Written instruction:
Look through the listing for the word "raka". Copy each line that has it.

(Data records)
## start
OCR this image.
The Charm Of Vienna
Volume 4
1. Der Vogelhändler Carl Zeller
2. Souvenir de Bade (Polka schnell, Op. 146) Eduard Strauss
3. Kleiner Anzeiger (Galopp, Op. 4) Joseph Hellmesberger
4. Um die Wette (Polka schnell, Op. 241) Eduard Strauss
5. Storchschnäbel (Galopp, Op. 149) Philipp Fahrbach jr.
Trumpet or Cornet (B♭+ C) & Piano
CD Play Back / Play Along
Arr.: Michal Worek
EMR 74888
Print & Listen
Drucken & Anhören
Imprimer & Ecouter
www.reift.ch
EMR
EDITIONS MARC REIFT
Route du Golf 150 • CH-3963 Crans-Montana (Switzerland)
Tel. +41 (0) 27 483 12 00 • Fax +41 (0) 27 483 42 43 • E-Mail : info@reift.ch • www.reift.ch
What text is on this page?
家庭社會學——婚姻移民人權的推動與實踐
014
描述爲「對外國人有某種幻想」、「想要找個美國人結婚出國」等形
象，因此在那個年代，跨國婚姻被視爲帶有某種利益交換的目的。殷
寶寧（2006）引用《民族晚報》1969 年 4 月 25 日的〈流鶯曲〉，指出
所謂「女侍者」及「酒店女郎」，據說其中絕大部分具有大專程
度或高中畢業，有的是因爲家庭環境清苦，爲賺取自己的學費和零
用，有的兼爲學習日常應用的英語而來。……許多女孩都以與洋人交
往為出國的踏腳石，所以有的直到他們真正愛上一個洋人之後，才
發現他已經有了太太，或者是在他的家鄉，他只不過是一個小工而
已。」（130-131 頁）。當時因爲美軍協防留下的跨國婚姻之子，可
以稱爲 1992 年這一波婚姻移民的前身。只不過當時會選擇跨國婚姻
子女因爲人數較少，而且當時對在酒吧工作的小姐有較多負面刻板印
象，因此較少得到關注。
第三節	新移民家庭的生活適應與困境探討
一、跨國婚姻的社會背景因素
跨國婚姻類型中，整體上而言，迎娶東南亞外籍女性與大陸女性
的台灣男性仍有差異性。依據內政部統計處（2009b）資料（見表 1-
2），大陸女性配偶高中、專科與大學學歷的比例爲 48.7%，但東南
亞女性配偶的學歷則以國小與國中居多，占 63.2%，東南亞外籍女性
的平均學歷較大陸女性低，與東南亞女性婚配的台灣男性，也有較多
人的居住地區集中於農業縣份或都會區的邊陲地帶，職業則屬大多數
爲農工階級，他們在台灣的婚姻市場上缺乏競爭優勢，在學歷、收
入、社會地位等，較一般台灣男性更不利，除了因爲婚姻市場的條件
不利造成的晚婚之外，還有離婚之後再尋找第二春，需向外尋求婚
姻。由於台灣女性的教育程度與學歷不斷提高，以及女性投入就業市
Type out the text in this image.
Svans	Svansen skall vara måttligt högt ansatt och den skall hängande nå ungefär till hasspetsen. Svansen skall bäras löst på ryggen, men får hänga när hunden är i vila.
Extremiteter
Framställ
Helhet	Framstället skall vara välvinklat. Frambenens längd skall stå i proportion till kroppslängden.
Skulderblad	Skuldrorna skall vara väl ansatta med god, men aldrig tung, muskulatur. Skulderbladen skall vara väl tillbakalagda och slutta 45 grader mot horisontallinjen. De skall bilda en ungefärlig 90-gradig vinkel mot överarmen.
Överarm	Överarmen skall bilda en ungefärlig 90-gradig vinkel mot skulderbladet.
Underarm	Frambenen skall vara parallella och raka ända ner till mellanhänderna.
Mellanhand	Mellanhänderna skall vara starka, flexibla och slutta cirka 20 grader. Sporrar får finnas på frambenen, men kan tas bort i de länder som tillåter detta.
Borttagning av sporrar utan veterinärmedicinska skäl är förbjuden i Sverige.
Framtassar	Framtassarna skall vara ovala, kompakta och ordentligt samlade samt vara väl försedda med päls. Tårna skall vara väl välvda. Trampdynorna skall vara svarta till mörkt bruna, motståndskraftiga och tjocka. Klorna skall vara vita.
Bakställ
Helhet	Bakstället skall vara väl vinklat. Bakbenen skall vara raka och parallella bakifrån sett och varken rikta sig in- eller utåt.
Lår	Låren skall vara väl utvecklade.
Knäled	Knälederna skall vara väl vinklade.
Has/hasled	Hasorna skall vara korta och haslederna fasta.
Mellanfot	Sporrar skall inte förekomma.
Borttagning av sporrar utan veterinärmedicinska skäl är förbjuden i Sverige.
## end
Finished task:
Underarm	Frambenen skall vara parallella och raka ända ner till mellanhänderna.
Helhet	Bakstället skall vara väl vinklat. Bakbenen skall vara raka och parallella bakifrån sett och varken rikta sig in- eller utåt.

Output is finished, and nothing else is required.